▶ Problem requirements
Count the lines below that contain "label". Give only the number.

▶ Records provided
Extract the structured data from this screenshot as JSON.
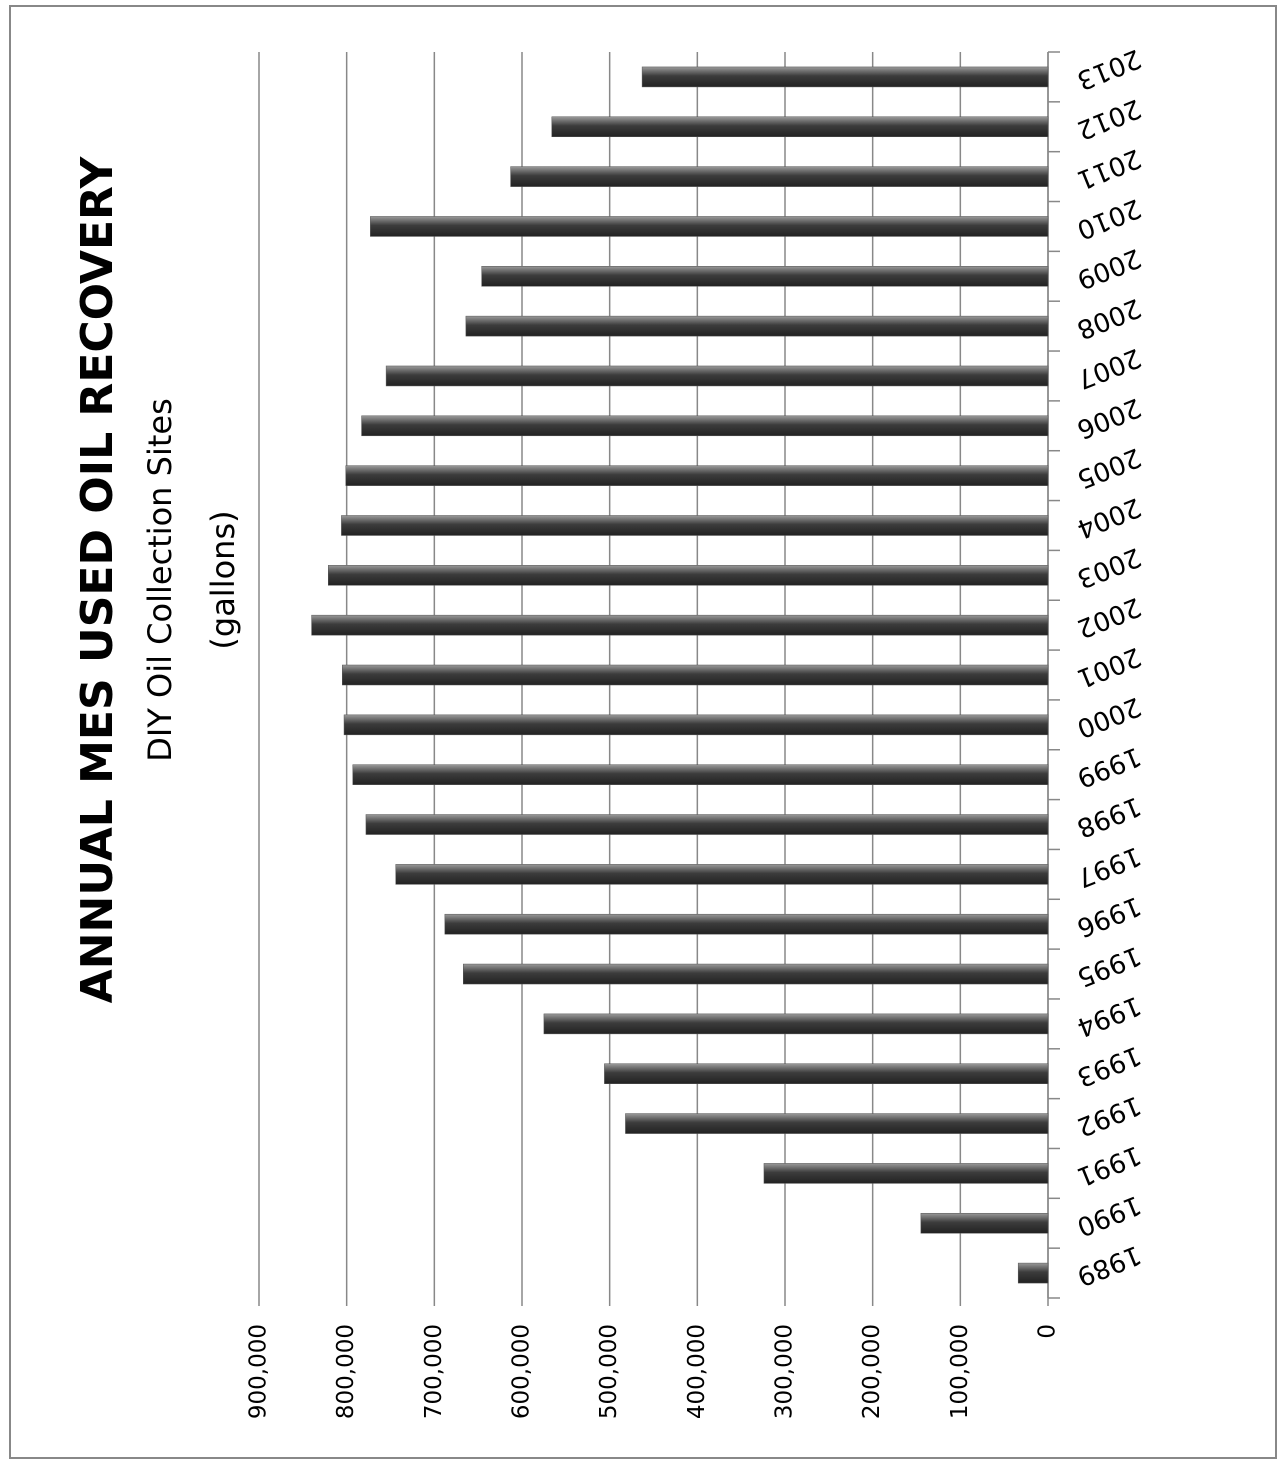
{
  "chart_data": {
    "type": "bar",
    "orientation": "horizontal",
    "title": "ANNUAL MES USED OIL RECOVERY",
    "subtitle": [
      "DIY Oil Collection Sites",
      "(gallons)"
    ],
    "categories": [
      "1989",
      "1990",
      "1991",
      "1992",
      "1993",
      "1994",
      "1995",
      "1996",
      "1997",
      "1998",
      "1999",
      "2000",
      "2001",
      "2002",
      "2003",
      "2004",
      "2005",
      "2006",
      "2007",
      "2008",
      "2009",
      "2010",
      "2011",
      "2012",
      "2013"
    ],
    "values": [
      34000,
      145000,
      324000,
      482000,
      506000,
      575000,
      667000,
      688000,
      744000,
      778000,
      793000,
      803000,
      805000,
      840000,
      821000,
      806000,
      801000,
      783000,
      755000,
      664000,
      646000,
      773000,
      613000,
      566000,
      463000
    ],
    "color": "#555555",
    "ylim": [
      0,
      900000
    ],
    "yticks": [
      0,
      {
        "value": 100000,
        "label": "100,000"
      },
      {
        "value": 200000,
        "label": "200,000"
      },
      {
        "value": 300000,
        "label": "300,000"
      },
      {
        "value": 400000,
        "label": "400,000"
      },
      {
        "value": 500000,
        "label": "500,000"
      },
      {
        "value": 600000,
        "label": "600,000"
      },
      {
        "value": 700000,
        "label": "700,000"
      },
      {
        "value": 800000,
        "label": "800,000"
      },
      {
        "value": 900000,
        "label": "900,000"
      }
    ],
    "grid": true
  }
}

▶ Solution for this exercise
9